__WORK TO DO__
Filter these entries, keeping only lines that hold the word "JSON".
------------------------------------------------------------------------
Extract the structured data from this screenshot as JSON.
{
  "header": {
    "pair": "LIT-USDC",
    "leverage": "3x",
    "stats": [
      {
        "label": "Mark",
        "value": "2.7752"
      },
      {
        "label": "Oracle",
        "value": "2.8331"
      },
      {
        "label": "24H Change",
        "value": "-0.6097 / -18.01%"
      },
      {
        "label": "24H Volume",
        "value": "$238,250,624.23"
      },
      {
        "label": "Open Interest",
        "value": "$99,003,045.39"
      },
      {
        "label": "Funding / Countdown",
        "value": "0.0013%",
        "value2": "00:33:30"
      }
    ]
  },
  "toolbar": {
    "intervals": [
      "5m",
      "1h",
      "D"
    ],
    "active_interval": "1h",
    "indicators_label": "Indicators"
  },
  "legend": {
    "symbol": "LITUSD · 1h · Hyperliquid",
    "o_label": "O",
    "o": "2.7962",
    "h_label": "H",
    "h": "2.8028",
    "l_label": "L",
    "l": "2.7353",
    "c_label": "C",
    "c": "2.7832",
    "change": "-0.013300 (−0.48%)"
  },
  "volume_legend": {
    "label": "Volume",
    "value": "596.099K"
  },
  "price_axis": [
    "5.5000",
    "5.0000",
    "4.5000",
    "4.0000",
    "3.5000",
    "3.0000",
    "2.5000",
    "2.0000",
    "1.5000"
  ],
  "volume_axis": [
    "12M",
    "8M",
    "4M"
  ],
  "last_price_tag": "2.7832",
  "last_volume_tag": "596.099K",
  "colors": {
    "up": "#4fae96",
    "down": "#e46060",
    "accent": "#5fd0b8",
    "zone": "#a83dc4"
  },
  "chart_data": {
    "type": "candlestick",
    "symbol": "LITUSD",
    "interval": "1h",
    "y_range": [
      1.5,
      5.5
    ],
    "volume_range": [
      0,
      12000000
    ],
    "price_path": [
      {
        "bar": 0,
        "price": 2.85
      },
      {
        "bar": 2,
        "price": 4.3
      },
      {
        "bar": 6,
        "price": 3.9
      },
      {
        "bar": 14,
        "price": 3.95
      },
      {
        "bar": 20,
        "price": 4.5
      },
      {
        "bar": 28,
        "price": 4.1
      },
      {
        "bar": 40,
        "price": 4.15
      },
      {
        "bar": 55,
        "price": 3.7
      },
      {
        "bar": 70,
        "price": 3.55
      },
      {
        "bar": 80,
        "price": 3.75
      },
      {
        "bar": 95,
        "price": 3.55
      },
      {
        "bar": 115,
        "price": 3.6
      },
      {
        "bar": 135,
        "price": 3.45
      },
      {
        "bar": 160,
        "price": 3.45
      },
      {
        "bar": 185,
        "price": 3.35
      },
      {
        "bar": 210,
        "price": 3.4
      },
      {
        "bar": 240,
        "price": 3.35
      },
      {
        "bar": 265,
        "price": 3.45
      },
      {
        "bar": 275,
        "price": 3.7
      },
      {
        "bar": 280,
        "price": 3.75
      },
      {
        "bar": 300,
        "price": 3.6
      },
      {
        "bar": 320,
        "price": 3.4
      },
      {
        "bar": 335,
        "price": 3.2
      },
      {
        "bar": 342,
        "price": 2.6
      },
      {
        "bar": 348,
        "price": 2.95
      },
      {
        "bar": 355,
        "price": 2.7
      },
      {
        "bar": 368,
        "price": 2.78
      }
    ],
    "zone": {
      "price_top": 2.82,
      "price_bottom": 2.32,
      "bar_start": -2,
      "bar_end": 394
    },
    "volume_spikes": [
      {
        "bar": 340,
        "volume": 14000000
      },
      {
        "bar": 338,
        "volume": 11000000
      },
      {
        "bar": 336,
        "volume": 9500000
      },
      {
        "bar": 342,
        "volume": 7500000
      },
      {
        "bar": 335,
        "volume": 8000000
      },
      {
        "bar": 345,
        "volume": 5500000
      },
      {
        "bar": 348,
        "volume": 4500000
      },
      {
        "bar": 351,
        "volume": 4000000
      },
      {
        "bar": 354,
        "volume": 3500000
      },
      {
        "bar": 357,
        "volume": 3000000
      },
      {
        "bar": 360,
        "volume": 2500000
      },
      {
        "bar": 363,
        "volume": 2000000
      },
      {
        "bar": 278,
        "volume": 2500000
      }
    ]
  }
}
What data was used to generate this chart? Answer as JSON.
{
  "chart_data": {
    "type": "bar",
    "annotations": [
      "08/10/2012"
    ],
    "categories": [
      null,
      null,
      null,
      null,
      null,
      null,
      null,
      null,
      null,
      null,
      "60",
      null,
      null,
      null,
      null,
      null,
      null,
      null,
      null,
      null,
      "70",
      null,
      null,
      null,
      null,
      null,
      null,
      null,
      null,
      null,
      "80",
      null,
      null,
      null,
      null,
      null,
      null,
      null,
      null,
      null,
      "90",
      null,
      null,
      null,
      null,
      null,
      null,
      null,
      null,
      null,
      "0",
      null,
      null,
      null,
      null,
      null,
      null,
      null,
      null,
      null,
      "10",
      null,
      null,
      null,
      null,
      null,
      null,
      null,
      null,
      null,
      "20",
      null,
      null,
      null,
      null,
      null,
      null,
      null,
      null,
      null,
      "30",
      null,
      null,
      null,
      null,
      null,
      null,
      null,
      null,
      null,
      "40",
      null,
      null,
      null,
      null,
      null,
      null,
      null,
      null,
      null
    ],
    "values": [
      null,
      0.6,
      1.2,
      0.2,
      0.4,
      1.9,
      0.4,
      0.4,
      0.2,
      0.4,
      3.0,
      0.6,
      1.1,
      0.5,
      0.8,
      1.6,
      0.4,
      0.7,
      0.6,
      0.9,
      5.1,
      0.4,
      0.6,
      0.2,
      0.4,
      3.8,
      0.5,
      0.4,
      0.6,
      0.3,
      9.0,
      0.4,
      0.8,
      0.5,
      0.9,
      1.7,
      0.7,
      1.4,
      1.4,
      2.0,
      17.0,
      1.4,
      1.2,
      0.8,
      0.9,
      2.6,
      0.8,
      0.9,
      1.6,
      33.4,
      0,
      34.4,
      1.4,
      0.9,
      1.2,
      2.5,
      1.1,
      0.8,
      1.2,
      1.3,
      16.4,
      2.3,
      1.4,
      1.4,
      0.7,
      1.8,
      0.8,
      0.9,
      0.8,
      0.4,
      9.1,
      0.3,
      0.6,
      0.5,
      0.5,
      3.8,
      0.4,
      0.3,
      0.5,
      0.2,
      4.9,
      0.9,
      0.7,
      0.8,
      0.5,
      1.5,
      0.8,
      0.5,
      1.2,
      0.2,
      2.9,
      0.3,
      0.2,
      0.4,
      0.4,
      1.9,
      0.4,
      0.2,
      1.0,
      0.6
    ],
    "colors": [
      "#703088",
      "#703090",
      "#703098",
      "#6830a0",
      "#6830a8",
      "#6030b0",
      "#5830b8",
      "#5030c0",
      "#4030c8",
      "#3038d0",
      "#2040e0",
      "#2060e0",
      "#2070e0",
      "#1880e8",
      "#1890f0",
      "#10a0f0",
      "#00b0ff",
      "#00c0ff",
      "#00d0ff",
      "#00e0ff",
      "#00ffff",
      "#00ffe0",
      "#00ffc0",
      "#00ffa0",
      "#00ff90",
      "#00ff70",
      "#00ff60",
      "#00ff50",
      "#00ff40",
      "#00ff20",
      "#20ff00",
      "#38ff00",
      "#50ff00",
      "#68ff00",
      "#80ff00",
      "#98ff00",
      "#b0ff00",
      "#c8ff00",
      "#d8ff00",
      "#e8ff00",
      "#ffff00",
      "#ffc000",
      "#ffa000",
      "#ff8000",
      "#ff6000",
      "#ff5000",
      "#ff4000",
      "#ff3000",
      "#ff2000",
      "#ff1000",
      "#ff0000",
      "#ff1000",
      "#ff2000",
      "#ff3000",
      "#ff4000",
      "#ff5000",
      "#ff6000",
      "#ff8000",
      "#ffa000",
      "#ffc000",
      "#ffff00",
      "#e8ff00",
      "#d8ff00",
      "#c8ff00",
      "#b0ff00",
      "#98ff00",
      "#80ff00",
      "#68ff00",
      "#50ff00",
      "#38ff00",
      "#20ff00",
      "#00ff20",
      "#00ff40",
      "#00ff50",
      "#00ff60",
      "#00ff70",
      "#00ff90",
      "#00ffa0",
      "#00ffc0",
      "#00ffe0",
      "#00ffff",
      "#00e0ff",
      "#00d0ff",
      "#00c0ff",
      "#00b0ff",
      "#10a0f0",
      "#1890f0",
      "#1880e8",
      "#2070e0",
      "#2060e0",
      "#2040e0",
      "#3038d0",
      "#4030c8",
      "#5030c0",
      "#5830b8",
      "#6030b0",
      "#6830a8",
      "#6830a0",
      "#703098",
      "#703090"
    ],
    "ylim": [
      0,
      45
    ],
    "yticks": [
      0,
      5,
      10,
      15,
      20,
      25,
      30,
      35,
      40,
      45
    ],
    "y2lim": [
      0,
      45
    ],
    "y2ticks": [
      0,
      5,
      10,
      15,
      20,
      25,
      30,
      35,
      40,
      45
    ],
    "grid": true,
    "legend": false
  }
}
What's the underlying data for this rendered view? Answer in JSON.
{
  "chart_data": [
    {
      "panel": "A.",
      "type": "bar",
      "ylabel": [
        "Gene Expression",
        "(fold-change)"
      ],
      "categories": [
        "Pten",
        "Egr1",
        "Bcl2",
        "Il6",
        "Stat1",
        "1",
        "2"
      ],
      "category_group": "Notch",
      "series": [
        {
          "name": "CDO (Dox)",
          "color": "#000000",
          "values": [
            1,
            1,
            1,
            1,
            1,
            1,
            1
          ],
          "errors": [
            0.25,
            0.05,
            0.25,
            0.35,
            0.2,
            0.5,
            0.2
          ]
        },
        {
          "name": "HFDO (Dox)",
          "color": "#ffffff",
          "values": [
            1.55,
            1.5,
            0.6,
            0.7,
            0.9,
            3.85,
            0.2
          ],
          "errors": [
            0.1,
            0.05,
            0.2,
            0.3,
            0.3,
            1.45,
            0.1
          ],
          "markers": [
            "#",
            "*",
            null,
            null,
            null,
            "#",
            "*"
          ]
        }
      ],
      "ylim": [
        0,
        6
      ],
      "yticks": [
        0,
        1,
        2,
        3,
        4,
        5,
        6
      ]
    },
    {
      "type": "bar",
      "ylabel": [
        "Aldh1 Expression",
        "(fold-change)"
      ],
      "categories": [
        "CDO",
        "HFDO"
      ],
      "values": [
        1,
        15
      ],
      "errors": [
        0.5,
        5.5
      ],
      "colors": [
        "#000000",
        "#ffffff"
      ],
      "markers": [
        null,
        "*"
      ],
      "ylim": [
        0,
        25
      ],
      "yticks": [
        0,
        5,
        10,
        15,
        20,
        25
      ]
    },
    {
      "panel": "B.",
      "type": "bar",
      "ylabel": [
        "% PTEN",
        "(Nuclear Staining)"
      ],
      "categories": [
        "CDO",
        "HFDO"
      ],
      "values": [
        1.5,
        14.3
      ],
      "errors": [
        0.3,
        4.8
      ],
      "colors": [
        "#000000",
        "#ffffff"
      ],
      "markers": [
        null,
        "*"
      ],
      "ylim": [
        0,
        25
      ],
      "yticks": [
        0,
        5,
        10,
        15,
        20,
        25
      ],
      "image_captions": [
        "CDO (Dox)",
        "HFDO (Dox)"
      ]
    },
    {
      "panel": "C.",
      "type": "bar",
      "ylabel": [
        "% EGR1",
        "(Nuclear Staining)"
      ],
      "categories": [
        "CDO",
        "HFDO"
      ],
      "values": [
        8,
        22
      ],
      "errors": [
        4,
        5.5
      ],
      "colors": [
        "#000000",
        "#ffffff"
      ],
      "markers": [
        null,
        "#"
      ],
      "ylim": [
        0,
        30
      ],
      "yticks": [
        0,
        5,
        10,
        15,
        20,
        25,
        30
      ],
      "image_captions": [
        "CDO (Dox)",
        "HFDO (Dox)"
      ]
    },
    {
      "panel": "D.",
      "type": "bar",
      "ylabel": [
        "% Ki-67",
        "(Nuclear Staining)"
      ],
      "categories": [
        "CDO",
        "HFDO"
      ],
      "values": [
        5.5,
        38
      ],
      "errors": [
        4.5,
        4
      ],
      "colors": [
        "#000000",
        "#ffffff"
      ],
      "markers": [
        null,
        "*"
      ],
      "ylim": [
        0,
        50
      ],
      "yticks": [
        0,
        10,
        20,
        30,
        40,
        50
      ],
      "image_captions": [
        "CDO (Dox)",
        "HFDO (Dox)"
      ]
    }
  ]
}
------------------------------------------------------------------------
__WRITTEN REPLY__
Extract the structured data from this screenshot as JSON.
What data was used to generate this chart? Answer as JSON.
What's the underlying data for this rendered view? Answer in JSON.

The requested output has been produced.